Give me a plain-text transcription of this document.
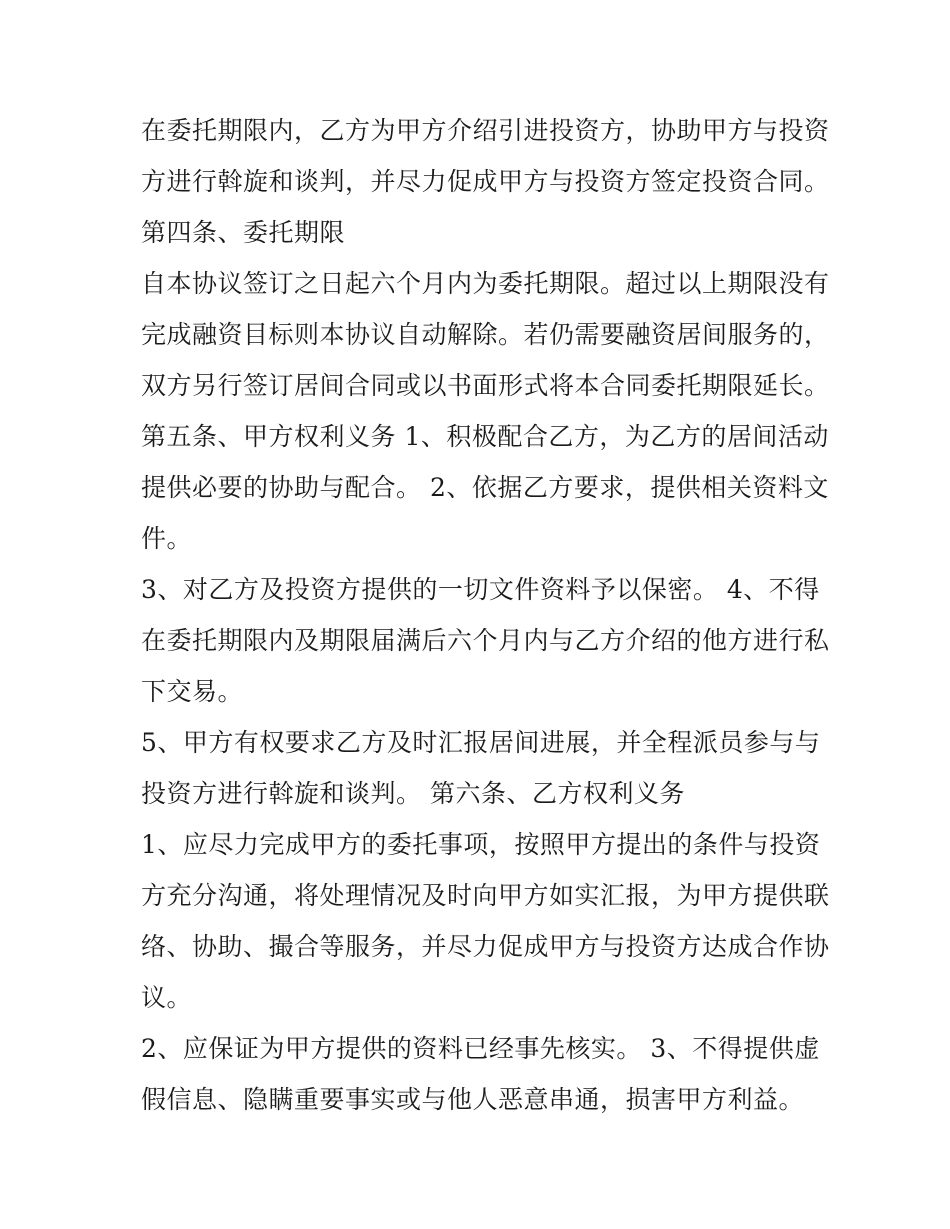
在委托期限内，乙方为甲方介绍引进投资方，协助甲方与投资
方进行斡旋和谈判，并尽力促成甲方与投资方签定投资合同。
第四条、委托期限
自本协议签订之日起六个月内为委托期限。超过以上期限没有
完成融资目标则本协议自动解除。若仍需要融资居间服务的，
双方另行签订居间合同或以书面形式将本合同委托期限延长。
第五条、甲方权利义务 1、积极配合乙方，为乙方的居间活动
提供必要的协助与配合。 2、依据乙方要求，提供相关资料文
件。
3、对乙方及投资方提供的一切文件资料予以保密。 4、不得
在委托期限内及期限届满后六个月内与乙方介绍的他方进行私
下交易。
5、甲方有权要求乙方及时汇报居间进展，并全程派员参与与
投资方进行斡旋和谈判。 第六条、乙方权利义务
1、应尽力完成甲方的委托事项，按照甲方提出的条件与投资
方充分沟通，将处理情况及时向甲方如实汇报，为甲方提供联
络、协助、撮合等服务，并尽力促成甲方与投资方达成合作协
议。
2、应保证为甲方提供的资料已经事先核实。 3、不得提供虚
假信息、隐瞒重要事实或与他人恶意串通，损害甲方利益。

Given task
Repeat the data exactly in full, omitting its pictures.

Expected output
Give me a plain-text transcription of this document.
在委托期限内，乙方为甲方介绍引进投资方，协助甲方与投资
方进行斡旋和谈判，并尽力促成甲方与投资方签定投资合同。
第四条、委托期限
自本协议签订之日起六个月内为委托期限。超过以上期限没有
完成融资目标则本协议自动解除。若仍需要融资居间服务的，
双方另行签订居间合同或以书面形式将本合同委托期限延长。
第五条、甲方权利义务 1、积极配合乙方，为乙方的居间活动
提供必要的协助与配合。 2、依据乙方要求，提供相关资料文
件。
3、对乙方及投资方提供的一切文件资料予以保密。 4、不得
在委托期限内及期限届满后六个月内与乙方介绍的他方进行私
下交易。
5、甲方有权要求乙方及时汇报居间进展，并全程派员参与与
投资方进行斡旋和谈判。 第六条、乙方权利义务
1、应尽力完成甲方的委托事项，按照甲方提出的条件与投资
方充分沟通，将处理情况及时向甲方如实汇报，为甲方提供联
络、协助、撮合等服务，并尽力促成甲方与投资方达成合作协
议。
2、应保证为甲方提供的资料已经事先核实。 3、不得提供虚
假信息、隐瞒重要事实或与他人恶意串通，损害甲方利益。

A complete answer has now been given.